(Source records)
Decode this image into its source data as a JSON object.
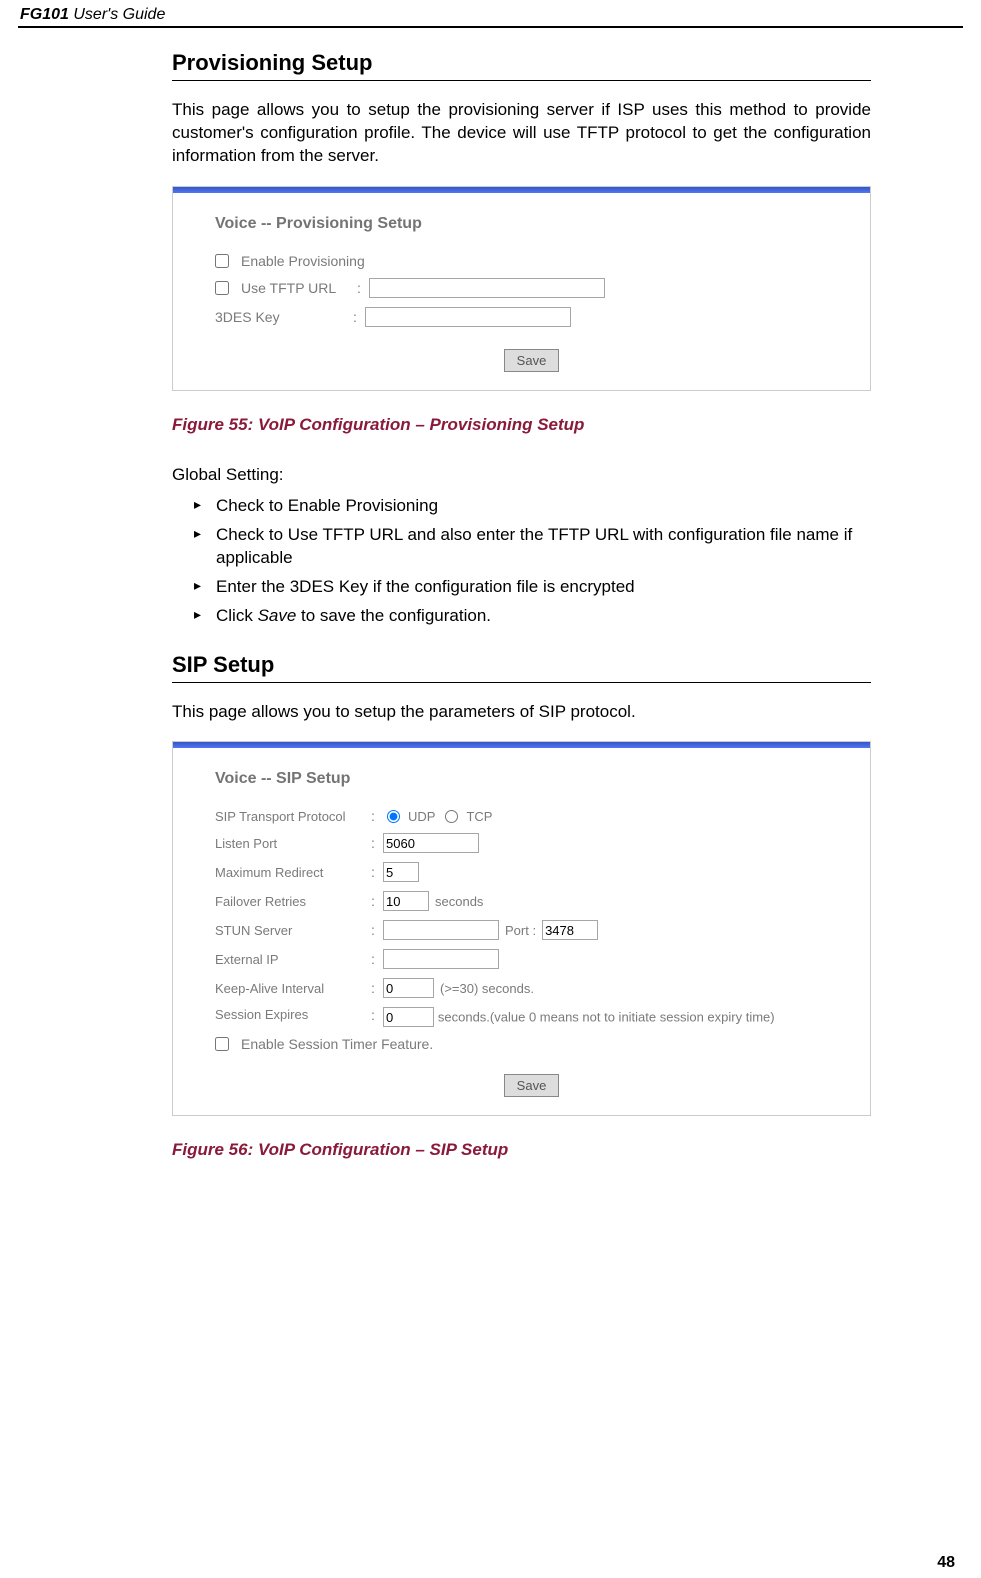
{
  "header": {
    "doc_title": "FG101 User's Guide"
  },
  "section1": {
    "title": "Provisioning Setup",
    "intro": "This page allows you to setup the provisioning server if ISP uses this method to provide customer's configuration profile. The device will use TFTP protocol to get the configuration information from the server.",
    "screenshot": {
      "panel_title": "Voice -- Provisioning Setup",
      "enable_label": "Enable Provisioning",
      "tftp_label": "Use TFTP URL",
      "tftp_value": "",
      "des_label": "3DES Key",
      "des_value": "",
      "save_label": "Save"
    },
    "caption": "Figure 55: VoIP Configuration – Provisioning Setup",
    "subheading": "Global Setting:",
    "bullets": [
      "Check to Enable Provisioning",
      "Check to Use TFTP URL and also enter the TFTP URL with configuration file name if applicable",
      "Enter the 3DES Key if the configuration file is encrypted",
      "Click Save to save the configuration."
    ],
    "bullet4_prefix": "Click ",
    "bullet4_italic": "Save",
    "bullet4_suffix": " to save the configuration."
  },
  "section2": {
    "title": "SIP Setup",
    "intro": "This page allows you to setup the parameters of SIP protocol.",
    "screenshot": {
      "panel_title": "Voice -- SIP Setup",
      "transport_label": "SIP Transport Protocol",
      "udp_label": "UDP",
      "tcp_label": "TCP",
      "listen_label": "Listen Port",
      "listen_value": "5060",
      "maxred_label": "Maximum Redirect",
      "maxred_value": "5",
      "failover_label": "Failover Retries",
      "failover_value": "10",
      "failover_unit": "seconds",
      "stun_label": "STUN Server",
      "stun_value": "",
      "port_label": "Port :",
      "port_value": "3478",
      "extip_label": "External IP",
      "extip_value": "",
      "keepalive_label": "Keep-Alive Interval",
      "keepalive_value": "0",
      "keepalive_unit": "(>=30) seconds.",
      "sessexp_label": "Session Expires",
      "sessexp_value": "0",
      "sessexp_unit": "seconds.(value 0 means not to initiate session expiry time)",
      "enable_sess_label": "Enable Session Timer Feature.",
      "save_label": "Save"
    },
    "caption": "Figure 56: VoIP Configuration – SIP Setup"
  },
  "page_number": "48"
}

▸ **Task directions**
Leaving out the pictures, repeat the data above exactly.

▸ **Exercise output**
Decode this image into its source data as a JSON object.
{
  "header": {
    "doc_title": "FG101 User's Guide"
  },
  "section1": {
    "title": "Provisioning Setup",
    "intro": "This page allows you to setup the provisioning server if ISP uses this method to provide customer's configuration profile. The device will use TFTP protocol to get the configuration information from the server.",
    "screenshot": {
      "panel_title": "Voice -- Provisioning Setup",
      "enable_label": "Enable Provisioning",
      "tftp_label": "Use TFTP URL",
      "tftp_value": "",
      "des_label": "3DES Key",
      "des_value": "",
      "save_label": "Save"
    },
    "caption": "Figure 55: VoIP Configuration – Provisioning Setup",
    "subheading": "Global Setting:",
    "bullets": [
      "Check to Enable Provisioning",
      "Check to Use TFTP URL and also enter the TFTP URL with configuration file name if applicable",
      "Enter the 3DES Key if the configuration file is encrypted",
      "Click Save to save the configuration."
    ],
    "bullet4_prefix": "Click ",
    "bullet4_italic": "Save",
    "bullet4_suffix": " to save the configuration."
  },
  "section2": {
    "title": "SIP Setup",
    "intro": "This page allows you to setup the parameters of SIP protocol.",
    "screenshot": {
      "panel_title": "Voice -- SIP Setup",
      "transport_label": "SIP Transport Protocol",
      "udp_label": "UDP",
      "tcp_label": "TCP",
      "listen_label": "Listen Port",
      "listen_value": "5060",
      "maxred_label": "Maximum Redirect",
      "maxred_value": "5",
      "failover_label": "Failover Retries",
      "failover_value": "10",
      "failover_unit": "seconds",
      "stun_label": "STUN Server",
      "stun_value": "",
      "port_label": "Port :",
      "port_value": "3478",
      "extip_label": "External IP",
      "extip_value": "",
      "keepalive_label": "Keep-Alive Interval",
      "keepalive_value": "0",
      "keepalive_unit": "(>=30) seconds.",
      "sessexp_label": "Session Expires",
      "sessexp_value": "0",
      "sessexp_unit": "seconds.(value 0 means not to initiate session expiry time)",
      "enable_sess_label": "Enable Session Timer Feature.",
      "save_label": "Save"
    },
    "caption": "Figure 56: VoIP Configuration – SIP Setup"
  },
  "page_number": "48"
}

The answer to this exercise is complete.